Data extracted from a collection
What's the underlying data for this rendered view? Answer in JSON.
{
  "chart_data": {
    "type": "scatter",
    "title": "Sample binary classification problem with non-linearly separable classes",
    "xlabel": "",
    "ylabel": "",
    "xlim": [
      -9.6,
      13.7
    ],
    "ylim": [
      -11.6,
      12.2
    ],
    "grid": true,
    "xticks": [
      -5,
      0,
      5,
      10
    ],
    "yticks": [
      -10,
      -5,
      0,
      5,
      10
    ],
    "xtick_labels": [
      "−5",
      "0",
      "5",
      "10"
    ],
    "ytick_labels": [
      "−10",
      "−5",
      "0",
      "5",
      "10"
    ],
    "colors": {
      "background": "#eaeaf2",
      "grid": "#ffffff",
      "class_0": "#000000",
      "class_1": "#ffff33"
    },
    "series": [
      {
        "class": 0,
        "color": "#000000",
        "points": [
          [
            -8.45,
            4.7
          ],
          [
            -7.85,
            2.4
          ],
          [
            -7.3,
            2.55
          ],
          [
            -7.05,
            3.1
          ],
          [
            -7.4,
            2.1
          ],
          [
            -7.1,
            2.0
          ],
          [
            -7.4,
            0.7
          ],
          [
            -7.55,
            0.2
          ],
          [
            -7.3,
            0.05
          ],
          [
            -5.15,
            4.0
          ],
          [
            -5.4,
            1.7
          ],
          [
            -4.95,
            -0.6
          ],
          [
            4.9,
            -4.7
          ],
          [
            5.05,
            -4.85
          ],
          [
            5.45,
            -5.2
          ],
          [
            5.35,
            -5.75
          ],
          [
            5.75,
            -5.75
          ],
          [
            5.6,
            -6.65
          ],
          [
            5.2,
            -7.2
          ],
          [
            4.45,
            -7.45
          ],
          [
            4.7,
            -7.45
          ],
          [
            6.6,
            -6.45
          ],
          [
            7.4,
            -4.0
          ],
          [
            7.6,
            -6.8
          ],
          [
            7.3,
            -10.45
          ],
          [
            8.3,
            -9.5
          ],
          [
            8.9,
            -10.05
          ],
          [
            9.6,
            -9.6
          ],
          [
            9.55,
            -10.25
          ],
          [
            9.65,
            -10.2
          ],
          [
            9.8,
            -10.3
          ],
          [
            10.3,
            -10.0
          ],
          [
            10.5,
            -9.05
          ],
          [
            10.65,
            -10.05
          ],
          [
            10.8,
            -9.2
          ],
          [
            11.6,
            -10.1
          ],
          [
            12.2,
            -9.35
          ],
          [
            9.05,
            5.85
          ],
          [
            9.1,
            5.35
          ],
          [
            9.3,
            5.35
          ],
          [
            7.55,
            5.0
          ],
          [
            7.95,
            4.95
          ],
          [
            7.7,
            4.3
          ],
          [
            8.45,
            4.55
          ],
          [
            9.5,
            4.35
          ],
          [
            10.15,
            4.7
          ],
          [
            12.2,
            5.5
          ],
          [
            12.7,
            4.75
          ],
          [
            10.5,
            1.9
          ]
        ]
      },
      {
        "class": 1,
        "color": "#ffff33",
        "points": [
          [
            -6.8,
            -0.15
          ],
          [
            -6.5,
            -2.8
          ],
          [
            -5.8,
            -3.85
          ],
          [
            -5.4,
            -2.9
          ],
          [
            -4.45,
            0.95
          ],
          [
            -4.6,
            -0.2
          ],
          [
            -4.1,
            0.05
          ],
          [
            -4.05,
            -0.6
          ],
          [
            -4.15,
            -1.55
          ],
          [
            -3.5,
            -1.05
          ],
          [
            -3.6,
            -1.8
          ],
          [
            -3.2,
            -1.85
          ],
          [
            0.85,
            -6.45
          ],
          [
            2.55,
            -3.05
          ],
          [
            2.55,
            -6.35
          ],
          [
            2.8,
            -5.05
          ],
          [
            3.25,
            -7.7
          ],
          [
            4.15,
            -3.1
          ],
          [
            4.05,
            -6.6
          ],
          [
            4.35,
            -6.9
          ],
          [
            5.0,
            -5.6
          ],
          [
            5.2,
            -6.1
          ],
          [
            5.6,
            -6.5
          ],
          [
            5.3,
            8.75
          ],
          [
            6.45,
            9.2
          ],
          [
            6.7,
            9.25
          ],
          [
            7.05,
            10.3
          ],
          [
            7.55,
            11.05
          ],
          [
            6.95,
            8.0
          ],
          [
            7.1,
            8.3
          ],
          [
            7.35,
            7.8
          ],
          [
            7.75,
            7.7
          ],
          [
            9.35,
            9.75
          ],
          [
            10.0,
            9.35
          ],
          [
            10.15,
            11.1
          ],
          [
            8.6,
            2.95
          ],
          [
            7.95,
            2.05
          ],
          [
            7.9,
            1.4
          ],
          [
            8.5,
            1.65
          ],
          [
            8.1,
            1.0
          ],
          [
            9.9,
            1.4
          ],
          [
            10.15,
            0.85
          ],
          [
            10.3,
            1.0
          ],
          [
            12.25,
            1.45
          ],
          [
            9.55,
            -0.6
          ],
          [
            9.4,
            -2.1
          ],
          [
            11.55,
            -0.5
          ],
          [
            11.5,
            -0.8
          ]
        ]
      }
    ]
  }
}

(DIRECTION):
Restate the data above word for word, please.

(EXERCISE RESULT):
What's the underlying data for this rendered view? Answer in JSON.
{
  "chart_data": {
    "type": "scatter",
    "title": "Sample binary classification problem with non-linearly separable classes",
    "xlabel": "",
    "ylabel": "",
    "xlim": [
      -9.6,
      13.7
    ],
    "ylim": [
      -11.6,
      12.2
    ],
    "grid": true,
    "xticks": [
      -5,
      0,
      5,
      10
    ],
    "yticks": [
      -10,
      -5,
      0,
      5,
      10
    ],
    "xtick_labels": [
      "−5",
      "0",
      "5",
      "10"
    ],
    "ytick_labels": [
      "−10",
      "−5",
      "0",
      "5",
      "10"
    ],
    "colors": {
      "background": "#eaeaf2",
      "grid": "#ffffff",
      "class_0": "#000000",
      "class_1": "#ffff33"
    },
    "series": [
      {
        "class": 0,
        "color": "#000000",
        "points": [
          [
            -8.45,
            4.7
          ],
          [
            -7.85,
            2.4
          ],
          [
            -7.3,
            2.55
          ],
          [
            -7.05,
            3.1
          ],
          [
            -7.4,
            2.1
          ],
          [
            -7.1,
            2.0
          ],
          [
            -7.4,
            0.7
          ],
          [
            -7.55,
            0.2
          ],
          [
            -7.3,
            0.05
          ],
          [
            -5.15,
            4.0
          ],
          [
            -5.4,
            1.7
          ],
          [
            -4.95,
            -0.6
          ],
          [
            4.9,
            -4.7
          ],
          [
            5.05,
            -4.85
          ],
          [
            5.45,
            -5.2
          ],
          [
            5.35,
            -5.75
          ],
          [
            5.75,
            -5.75
          ],
          [
            5.6,
            -6.65
          ],
          [
            5.2,
            -7.2
          ],
          [
            4.45,
            -7.45
          ],
          [
            4.7,
            -7.45
          ],
          [
            6.6,
            -6.45
          ],
          [
            7.4,
            -4.0
          ],
          [
            7.6,
            -6.8
          ],
          [
            7.3,
            -10.45
          ],
          [
            8.3,
            -9.5
          ],
          [
            8.9,
            -10.05
          ],
          [
            9.6,
            -9.6
          ],
          [
            9.55,
            -10.25
          ],
          [
            9.65,
            -10.2
          ],
          [
            9.8,
            -10.3
          ],
          [
            10.3,
            -10.0
          ],
          [
            10.5,
            -9.05
          ],
          [
            10.65,
            -10.05
          ],
          [
            10.8,
            -9.2
          ],
          [
            11.6,
            -10.1
          ],
          [
            12.2,
            -9.35
          ],
          [
            9.05,
            5.85
          ],
          [
            9.1,
            5.35
          ],
          [
            9.3,
            5.35
          ],
          [
            7.55,
            5.0
          ],
          [
            7.95,
            4.95
          ],
          [
            7.7,
            4.3
          ],
          [
            8.45,
            4.55
          ],
          [
            9.5,
            4.35
          ],
          [
            10.15,
            4.7
          ],
          [
            12.2,
            5.5
          ],
          [
            12.7,
            4.75
          ],
          [
            10.5,
            1.9
          ]
        ]
      },
      {
        "class": 1,
        "color": "#ffff33",
        "points": [
          [
            -6.8,
            -0.15
          ],
          [
            -6.5,
            -2.8
          ],
          [
            -5.8,
            -3.85
          ],
          [
            -5.4,
            -2.9
          ],
          [
            -4.45,
            0.95
          ],
          [
            -4.6,
            -0.2
          ],
          [
            -4.1,
            0.05
          ],
          [
            -4.05,
            -0.6
          ],
          [
            -4.15,
            -1.55
          ],
          [
            -3.5,
            -1.05
          ],
          [
            -3.6,
            -1.8
          ],
          [
            -3.2,
            -1.85
          ],
          [
            0.85,
            -6.45
          ],
          [
            2.55,
            -3.05
          ],
          [
            2.55,
            -6.35
          ],
          [
            2.8,
            -5.05
          ],
          [
            3.25,
            -7.7
          ],
          [
            4.15,
            -3.1
          ],
          [
            4.05,
            -6.6
          ],
          [
            4.35,
            -6.9
          ],
          [
            5.0,
            -5.6
          ],
          [
            5.2,
            -6.1
          ],
          [
            5.6,
            -6.5
          ],
          [
            5.3,
            8.75
          ],
          [
            6.45,
            9.2
          ],
          [
            6.7,
            9.25
          ],
          [
            7.05,
            10.3
          ],
          [
            7.55,
            11.05
          ],
          [
            6.95,
            8.0
          ],
          [
            7.1,
            8.3
          ],
          [
            7.35,
            7.8
          ],
          [
            7.75,
            7.7
          ],
          [
            9.35,
            9.75
          ],
          [
            10.0,
            9.35
          ],
          [
            10.15,
            11.1
          ],
          [
            8.6,
            2.95
          ],
          [
            7.95,
            2.05
          ],
          [
            7.9,
            1.4
          ],
          [
            8.5,
            1.65
          ],
          [
            8.1,
            1.0
          ],
          [
            9.9,
            1.4
          ],
          [
            10.15,
            0.85
          ],
          [
            10.3,
            1.0
          ],
          [
            12.25,
            1.45
          ],
          [
            9.55,
            -0.6
          ],
          [
            9.4,
            -2.1
          ],
          [
            11.55,
            -0.5
          ],
          [
            11.5,
            -0.8
          ]
        ]
      }
    ]
  }
}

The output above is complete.